YOUR TASK: Extract every line that contains the string "information".

--- Begin ---

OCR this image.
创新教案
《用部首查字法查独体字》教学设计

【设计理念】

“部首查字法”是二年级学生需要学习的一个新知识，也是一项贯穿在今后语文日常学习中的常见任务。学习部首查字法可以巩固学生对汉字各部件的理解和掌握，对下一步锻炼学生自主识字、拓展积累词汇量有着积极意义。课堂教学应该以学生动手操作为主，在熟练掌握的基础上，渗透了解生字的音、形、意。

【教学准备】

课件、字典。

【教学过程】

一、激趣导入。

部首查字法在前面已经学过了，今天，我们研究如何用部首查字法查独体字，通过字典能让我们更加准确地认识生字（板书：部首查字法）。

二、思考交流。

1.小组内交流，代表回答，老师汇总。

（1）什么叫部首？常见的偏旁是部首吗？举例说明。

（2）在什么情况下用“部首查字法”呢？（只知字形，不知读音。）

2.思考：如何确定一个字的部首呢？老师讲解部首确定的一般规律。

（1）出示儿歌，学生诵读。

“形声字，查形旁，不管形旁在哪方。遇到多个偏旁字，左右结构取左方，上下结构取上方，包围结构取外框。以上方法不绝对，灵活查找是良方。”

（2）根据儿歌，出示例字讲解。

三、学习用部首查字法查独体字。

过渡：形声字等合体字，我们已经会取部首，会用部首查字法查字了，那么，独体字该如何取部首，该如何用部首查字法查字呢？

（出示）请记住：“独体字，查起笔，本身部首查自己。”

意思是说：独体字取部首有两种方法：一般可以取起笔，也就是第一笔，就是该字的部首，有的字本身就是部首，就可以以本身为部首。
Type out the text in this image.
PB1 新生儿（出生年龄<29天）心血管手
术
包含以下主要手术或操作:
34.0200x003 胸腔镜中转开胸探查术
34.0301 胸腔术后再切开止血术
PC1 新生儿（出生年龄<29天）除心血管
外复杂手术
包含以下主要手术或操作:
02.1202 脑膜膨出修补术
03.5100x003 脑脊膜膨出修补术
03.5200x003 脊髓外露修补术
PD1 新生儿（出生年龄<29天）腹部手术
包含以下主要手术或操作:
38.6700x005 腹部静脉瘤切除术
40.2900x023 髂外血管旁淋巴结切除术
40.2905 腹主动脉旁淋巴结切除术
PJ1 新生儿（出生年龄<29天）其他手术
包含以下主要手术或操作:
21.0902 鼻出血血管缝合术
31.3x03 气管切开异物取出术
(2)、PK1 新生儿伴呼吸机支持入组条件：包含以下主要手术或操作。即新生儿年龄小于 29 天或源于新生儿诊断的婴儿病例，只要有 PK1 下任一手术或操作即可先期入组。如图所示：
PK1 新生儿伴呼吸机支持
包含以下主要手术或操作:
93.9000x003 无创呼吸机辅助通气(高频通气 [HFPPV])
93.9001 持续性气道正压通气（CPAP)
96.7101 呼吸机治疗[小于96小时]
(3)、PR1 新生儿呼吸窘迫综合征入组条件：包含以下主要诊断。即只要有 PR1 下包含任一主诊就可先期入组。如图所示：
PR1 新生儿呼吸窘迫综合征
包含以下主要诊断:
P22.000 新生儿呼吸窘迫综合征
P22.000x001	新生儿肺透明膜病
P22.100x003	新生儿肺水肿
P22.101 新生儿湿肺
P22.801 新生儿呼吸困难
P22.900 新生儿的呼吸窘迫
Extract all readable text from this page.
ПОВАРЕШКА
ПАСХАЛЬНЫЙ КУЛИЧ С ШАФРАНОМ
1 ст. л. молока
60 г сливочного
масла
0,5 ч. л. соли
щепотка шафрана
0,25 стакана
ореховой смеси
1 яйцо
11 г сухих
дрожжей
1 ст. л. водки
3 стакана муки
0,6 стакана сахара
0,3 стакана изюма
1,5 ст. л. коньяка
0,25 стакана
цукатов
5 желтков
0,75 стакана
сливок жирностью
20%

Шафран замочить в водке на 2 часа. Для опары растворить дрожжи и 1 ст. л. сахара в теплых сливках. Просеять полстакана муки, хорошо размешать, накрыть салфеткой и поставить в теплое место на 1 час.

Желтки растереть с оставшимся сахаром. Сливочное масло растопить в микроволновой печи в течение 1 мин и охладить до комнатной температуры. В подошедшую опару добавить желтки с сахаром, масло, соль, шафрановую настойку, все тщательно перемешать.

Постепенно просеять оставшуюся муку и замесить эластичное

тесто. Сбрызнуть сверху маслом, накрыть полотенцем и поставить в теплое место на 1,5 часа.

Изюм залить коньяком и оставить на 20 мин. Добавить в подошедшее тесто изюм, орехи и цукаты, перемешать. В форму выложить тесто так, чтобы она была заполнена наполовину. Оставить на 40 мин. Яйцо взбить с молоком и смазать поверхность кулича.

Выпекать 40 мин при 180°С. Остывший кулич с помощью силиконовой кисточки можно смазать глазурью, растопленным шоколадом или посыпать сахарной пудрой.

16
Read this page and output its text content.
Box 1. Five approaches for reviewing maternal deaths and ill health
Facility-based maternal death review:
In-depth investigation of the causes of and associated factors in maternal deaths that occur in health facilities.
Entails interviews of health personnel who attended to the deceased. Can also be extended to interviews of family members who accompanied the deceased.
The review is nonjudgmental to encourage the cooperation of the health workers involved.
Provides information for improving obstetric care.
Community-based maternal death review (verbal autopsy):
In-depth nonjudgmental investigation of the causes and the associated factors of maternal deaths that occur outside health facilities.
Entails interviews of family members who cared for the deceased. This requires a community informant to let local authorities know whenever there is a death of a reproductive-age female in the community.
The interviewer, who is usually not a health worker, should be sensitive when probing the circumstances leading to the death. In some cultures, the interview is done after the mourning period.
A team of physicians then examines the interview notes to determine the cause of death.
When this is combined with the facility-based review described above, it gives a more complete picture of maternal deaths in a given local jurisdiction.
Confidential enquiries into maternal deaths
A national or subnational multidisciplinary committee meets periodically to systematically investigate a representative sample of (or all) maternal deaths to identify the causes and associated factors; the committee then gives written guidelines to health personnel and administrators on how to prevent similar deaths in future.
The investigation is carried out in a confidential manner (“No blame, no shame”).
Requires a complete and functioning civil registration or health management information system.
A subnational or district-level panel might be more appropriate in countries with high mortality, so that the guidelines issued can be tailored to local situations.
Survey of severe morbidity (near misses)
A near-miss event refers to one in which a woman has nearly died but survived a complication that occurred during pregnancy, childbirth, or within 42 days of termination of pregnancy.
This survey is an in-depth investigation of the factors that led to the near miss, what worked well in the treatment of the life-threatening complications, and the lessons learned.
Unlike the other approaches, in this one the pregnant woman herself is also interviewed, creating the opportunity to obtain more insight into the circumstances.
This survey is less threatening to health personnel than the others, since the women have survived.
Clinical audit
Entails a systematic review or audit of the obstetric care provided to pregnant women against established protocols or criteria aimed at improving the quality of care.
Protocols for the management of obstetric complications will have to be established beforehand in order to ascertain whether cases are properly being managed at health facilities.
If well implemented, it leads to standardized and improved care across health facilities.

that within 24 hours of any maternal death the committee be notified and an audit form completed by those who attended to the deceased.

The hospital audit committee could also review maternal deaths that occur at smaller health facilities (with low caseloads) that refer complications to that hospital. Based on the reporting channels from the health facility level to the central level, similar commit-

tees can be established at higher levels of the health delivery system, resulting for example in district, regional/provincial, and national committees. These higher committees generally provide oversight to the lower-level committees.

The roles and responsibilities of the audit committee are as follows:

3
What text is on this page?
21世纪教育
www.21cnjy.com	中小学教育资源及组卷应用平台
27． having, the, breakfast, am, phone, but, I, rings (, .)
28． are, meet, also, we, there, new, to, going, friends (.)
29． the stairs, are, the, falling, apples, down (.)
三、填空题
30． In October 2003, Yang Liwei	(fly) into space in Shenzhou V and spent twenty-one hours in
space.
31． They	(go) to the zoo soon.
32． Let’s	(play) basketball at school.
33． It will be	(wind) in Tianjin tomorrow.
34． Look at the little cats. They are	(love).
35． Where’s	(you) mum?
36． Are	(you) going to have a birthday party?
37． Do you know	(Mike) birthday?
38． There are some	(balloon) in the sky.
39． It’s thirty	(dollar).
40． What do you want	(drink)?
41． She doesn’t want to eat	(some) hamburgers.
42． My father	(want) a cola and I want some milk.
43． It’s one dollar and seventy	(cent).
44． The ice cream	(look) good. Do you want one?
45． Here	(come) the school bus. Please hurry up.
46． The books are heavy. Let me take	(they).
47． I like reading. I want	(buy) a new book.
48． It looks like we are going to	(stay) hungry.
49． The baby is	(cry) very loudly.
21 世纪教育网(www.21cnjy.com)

--- End ---

FULL OUTPUT:
Provides information for improving obstetric care.
Requires a complete and functioning civil registration or health management information system.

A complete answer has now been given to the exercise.